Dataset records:
|---|
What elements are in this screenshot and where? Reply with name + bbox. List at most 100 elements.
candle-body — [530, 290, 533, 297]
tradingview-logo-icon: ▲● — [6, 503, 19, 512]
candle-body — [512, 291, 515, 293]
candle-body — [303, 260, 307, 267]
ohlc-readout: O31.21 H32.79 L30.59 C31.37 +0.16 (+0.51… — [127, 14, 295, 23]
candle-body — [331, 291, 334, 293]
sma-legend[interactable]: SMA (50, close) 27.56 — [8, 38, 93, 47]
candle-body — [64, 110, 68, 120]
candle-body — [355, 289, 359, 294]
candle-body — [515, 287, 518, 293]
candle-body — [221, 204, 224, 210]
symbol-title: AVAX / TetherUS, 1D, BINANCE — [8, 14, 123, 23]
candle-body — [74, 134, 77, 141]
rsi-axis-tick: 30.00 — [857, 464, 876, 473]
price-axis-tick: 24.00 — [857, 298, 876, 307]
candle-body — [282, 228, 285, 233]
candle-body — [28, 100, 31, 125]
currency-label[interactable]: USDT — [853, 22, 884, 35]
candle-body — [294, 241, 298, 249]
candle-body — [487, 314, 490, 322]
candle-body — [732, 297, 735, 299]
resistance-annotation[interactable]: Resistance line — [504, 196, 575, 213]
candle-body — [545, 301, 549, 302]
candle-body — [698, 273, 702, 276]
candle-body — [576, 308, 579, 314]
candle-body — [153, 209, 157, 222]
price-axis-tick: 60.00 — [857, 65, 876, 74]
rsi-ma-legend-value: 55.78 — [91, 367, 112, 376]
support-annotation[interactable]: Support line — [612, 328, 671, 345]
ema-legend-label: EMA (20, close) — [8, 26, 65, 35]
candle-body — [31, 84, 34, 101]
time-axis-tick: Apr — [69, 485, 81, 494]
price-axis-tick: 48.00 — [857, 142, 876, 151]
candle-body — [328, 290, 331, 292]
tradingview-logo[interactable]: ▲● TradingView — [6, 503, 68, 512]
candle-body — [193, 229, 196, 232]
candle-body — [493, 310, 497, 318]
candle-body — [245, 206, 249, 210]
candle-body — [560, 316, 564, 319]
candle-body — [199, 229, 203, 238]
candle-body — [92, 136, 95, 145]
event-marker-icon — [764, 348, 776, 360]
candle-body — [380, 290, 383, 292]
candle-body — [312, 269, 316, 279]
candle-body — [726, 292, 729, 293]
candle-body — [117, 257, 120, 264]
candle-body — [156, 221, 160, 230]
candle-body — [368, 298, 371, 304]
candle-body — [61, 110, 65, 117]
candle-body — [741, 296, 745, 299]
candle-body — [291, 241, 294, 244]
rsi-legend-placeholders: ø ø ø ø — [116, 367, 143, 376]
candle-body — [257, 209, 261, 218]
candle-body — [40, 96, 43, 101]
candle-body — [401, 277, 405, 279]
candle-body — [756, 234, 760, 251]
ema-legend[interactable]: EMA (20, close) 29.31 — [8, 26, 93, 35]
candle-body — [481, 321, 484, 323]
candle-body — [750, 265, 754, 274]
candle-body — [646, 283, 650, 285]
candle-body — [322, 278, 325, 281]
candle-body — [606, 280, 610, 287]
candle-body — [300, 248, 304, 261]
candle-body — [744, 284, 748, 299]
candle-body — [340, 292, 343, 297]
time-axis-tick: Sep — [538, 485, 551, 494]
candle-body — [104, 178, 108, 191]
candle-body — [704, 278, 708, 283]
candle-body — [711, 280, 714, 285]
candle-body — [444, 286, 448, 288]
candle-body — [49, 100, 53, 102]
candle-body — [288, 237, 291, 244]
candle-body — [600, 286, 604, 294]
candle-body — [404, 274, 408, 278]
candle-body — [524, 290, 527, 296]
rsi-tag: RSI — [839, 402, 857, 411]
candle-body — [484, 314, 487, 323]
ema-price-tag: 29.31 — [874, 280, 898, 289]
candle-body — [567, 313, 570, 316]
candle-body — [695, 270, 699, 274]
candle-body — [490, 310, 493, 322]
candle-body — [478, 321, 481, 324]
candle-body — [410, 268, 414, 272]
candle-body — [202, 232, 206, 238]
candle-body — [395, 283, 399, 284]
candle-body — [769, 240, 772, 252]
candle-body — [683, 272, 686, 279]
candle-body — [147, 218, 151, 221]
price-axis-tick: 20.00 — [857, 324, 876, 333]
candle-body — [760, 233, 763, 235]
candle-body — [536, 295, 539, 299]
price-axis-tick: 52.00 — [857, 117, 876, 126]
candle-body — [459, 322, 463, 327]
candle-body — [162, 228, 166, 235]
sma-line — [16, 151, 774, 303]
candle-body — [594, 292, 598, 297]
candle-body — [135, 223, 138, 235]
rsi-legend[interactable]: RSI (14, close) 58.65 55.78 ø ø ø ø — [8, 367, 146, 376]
|---|
Problem:
Please tally the rows above that contain the string "line", treating case as significant. Reply with the number only.

Written answer:
3